**What you are asked to do:** Write out each line beneath this one exactly as it reads.

━━━━━ Supplied records ━━━━━

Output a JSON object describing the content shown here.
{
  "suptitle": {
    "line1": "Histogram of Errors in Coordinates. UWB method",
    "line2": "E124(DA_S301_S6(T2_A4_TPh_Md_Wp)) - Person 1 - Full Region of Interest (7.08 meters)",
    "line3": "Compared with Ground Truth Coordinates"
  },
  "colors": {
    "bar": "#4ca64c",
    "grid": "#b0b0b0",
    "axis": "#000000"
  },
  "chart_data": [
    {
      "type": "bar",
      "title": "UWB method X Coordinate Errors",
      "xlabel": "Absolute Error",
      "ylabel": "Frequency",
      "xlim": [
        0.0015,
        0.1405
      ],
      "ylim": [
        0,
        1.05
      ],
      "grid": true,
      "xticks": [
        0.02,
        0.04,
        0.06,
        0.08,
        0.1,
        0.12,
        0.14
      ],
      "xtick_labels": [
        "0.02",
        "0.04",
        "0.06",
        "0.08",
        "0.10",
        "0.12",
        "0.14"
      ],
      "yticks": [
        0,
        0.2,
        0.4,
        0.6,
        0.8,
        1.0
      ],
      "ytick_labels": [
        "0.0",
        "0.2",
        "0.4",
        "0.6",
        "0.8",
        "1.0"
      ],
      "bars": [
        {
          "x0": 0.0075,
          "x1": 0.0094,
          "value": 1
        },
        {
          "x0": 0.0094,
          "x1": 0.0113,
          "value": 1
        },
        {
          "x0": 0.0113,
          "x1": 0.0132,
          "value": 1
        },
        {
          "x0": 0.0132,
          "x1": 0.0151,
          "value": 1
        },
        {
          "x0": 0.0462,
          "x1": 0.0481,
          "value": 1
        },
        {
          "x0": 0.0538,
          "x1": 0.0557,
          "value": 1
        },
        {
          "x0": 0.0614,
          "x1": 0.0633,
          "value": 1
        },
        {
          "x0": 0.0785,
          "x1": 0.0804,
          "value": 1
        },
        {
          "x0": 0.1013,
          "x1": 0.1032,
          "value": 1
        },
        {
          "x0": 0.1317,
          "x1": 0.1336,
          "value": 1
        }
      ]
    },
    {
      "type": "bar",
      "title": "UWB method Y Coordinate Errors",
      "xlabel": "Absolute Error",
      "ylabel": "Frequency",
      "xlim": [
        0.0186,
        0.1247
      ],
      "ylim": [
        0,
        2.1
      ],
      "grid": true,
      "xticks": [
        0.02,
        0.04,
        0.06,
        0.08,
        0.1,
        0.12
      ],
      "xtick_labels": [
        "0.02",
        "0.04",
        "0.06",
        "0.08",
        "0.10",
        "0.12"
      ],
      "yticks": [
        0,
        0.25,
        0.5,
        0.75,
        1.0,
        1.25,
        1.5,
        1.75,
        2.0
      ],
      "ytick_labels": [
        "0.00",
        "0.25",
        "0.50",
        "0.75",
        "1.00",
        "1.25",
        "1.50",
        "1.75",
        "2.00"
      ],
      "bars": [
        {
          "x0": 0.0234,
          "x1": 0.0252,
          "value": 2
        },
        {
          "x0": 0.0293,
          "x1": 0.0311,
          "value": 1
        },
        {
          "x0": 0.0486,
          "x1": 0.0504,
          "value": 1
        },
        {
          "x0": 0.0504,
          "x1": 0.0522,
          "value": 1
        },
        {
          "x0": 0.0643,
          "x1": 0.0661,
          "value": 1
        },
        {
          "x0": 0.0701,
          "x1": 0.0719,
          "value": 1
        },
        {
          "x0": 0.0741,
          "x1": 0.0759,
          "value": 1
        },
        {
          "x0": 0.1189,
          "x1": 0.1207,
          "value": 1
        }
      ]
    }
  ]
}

━━━━━

**Answer to the task:**
Output a JSON object describing the content shown here.
{
  "suptitle": {
    "line1": "Histogram of Errors in Coordinates. UWB method",
    "line2": "E124(DA_S301_S6(T2_A4_TPh_Md_Wp)) - Person 1 - Full Region of Interest (7.08 meters)",
    "line3": "Compared with Ground Truth Coordinates"
  },
  "colors": {
    "bar": "#4ca64c",
    "grid": "#b0b0b0",
    "axis": "#000000"
  },
  "chart_data": [
    {
      "type": "bar",
      "title": "UWB method X Coordinate Errors",
      "xlabel": "Absolute Error",
      "ylabel": "Frequency",
      "xlim": [
        0.0015,
        0.1405
      ],
      "ylim": [
        0,
        1.05
      ],
      "grid": true,
      "xticks": [
        0.02,
        0.04,
        0.06,
        0.08,
        0.1,
        0.12,
        0.14
      ],
      "xtick_labels": [
        "0.02",
        "0.04",
        "0.06",
        "0.08",
        "0.10",
        "0.12",
        "0.14"
      ],
      "yticks": [
        0,
        0.2,
        0.4,
        0.6,
        0.8,
        1.0
      ],
      "ytick_labels": [
        "0.0",
        "0.2",
        "0.4",
        "0.6",
        "0.8",
        "1.0"
      ],
      "bars": [
        {
          "x0": 0.0075,
          "x1": 0.0094,
          "value": 1
        },
        {
          "x0": 0.0094,
          "x1": 0.0113,
          "value": 1
        },
        {
          "x0": 0.0113,
          "x1": 0.0132,
          "value": 1
        },
        {
          "x0": 0.0132,
          "x1": 0.0151,
          "value": 1
        },
        {
          "x0": 0.0462,
          "x1": 0.0481,
          "value": 1
        },
        {
          "x0": 0.0538,
          "x1": 0.0557,
          "value": 1
        },
        {
          "x0": 0.0614,
          "x1": 0.0633,
          "value": 1
        },
        {
          "x0": 0.0785,
          "x1": 0.0804,
          "value": 1
        },
        {
          "x0": 0.1013,
          "x1": 0.1032,
          "value": 1
        },
        {
          "x0": 0.1317,
          "x1": 0.1336,
          "value": 1
        }
      ]
    },
    {
      "type": "bar",
      "title": "UWB method Y Coordinate Errors",
      "xlabel": "Absolute Error",
      "ylabel": "Frequency",
      "xlim": [
        0.0186,
        0.1247
      ],
      "ylim": [
        0,
        2.1
      ],
      "grid": true,
      "xticks": [
        0.02,
        0.04,
        0.06,
        0.08,
        0.1,
        0.12
      ],
      "xtick_labels": [
        "0.02",
        "0.04",
        "0.06",
        "0.08",
        "0.10",
        "0.12"
      ],
      "yticks": [
        0,
        0.25,
        0.5,
        0.75,
        1.0,
        1.25,
        1.5,
        1.75,
        2.0
      ],
      "ytick_labels": [
        "0.00",
        "0.25",
        "0.50",
        "0.75",
        "1.00",
        "1.25",
        "1.50",
        "1.75",
        "2.00"
      ],
      "bars": [
        {
          "x0": 0.0234,
          "x1": 0.0252,
          "value": 2
        },
        {
          "x0": 0.0293,
          "x1": 0.0311,
          "value": 1
        },
        {
          "x0": 0.0486,
          "x1": 0.0504,
          "value": 1
        },
        {
          "x0": 0.0504,
          "x1": 0.0522,
          "value": 1
        },
        {
          "x0": 0.0643,
          "x1": 0.0661,
          "value": 1
        },
        {
          "x0": 0.0701,
          "x1": 0.0719,
          "value": 1
        },
        {
          "x0": 0.0741,
          "x1": 0.0759,
          "value": 1
        },
        {
          "x0": 0.1189,
          "x1": 0.1207,
          "value": 1
        }
      ]
    }
  ]
}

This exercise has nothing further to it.